■ Short exercise ■
Spot each line in the records below where the word "system" occurs, then copy it.

═══ Entries provided ═══

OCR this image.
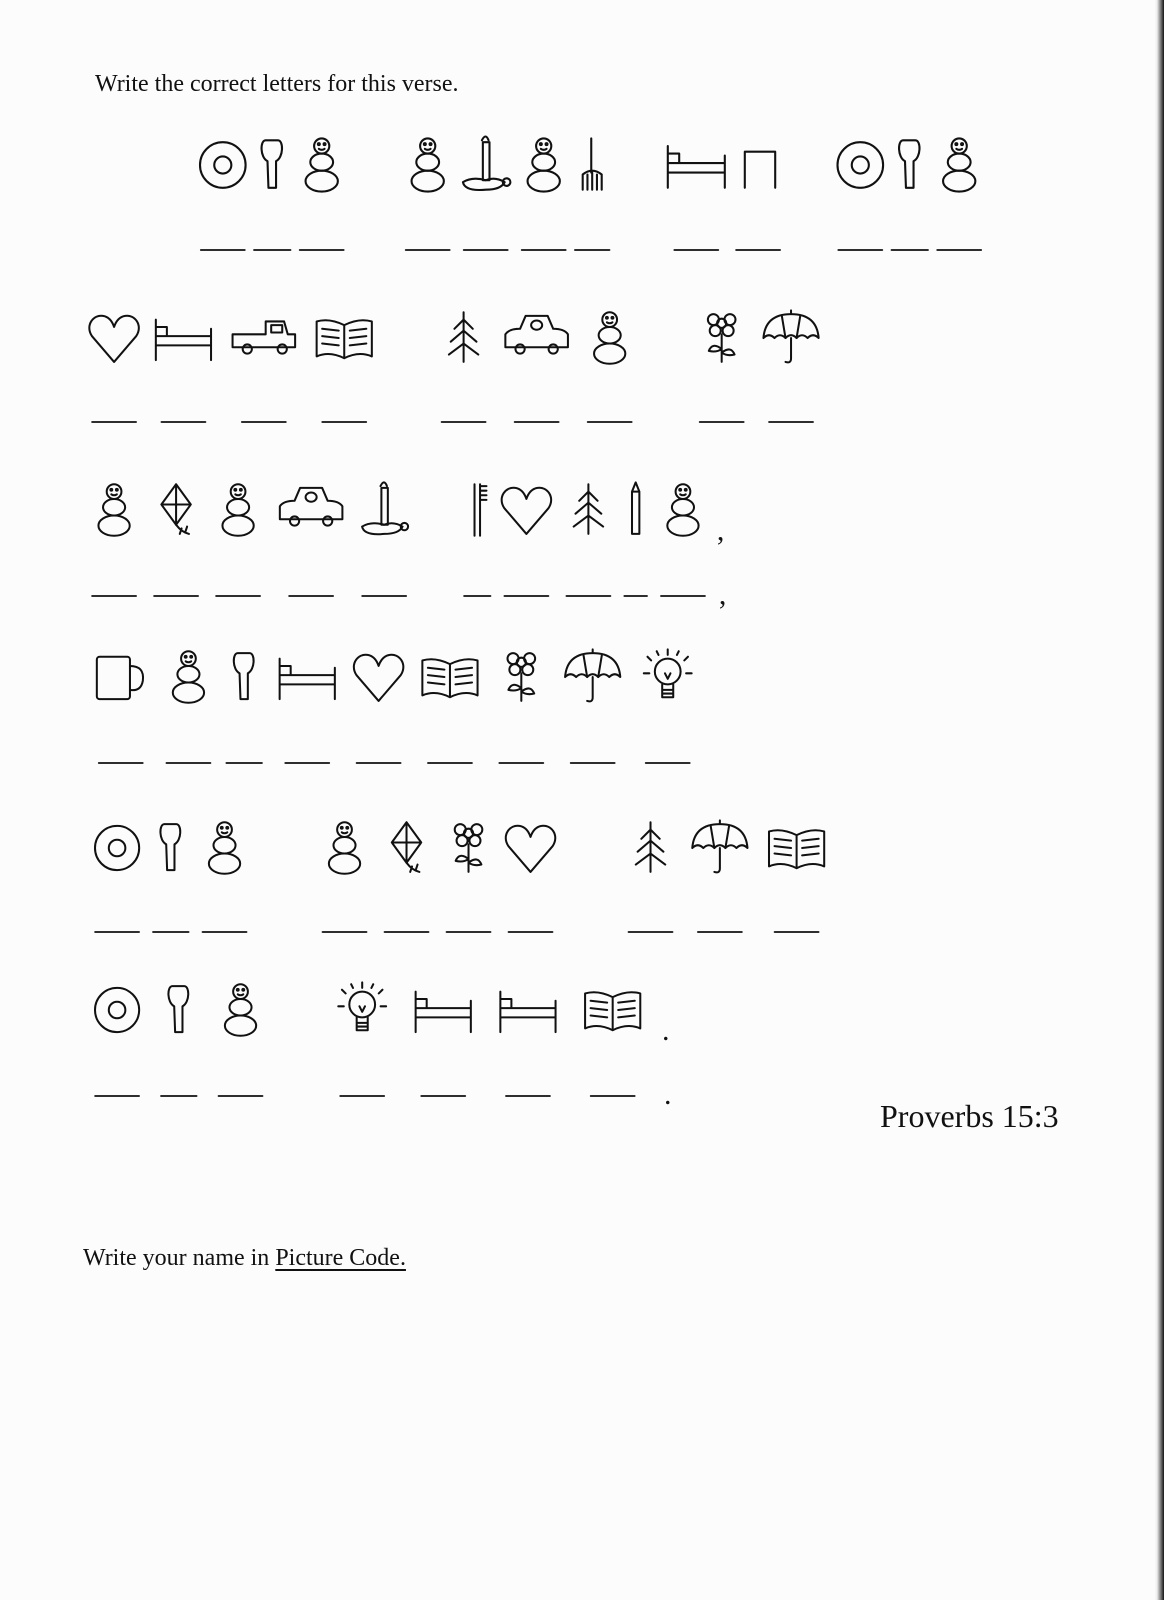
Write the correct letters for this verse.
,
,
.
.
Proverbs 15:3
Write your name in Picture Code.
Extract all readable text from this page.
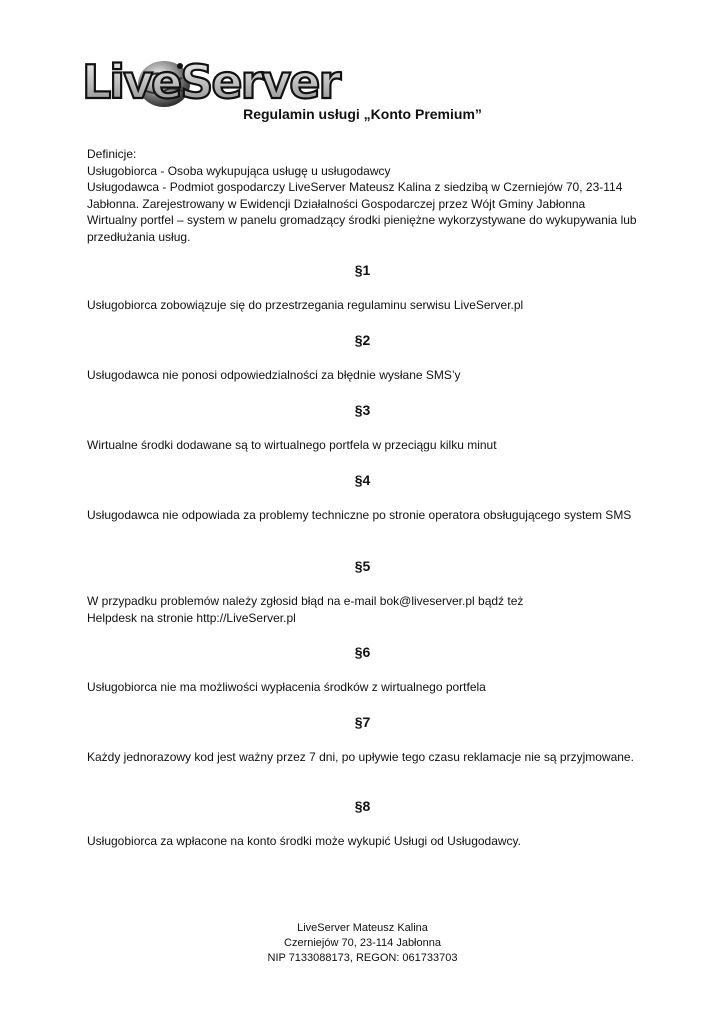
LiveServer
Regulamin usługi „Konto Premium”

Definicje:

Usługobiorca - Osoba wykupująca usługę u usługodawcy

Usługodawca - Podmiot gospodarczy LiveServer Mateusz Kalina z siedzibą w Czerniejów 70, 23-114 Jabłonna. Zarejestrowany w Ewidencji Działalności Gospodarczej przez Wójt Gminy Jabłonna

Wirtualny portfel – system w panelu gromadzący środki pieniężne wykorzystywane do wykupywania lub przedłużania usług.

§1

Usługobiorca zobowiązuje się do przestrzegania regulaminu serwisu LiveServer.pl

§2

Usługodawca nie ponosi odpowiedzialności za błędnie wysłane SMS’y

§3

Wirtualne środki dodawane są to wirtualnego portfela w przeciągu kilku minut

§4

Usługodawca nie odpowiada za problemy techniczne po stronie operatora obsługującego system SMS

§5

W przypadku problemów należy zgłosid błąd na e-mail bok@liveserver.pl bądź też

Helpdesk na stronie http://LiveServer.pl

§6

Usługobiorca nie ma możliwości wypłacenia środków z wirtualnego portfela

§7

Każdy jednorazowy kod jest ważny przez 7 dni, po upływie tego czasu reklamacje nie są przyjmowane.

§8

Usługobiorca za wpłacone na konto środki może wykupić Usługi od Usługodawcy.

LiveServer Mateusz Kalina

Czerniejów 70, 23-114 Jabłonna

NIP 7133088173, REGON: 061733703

═══

■ Correct output ■
Wirtualny portfel – system w panelu gromadzący środki pieniężne wykorzystywane do wykupywania lub przedłużania usług.
Usługodawca nie odpowiada za problemy techniczne po stronie operatora obsługującego system SMS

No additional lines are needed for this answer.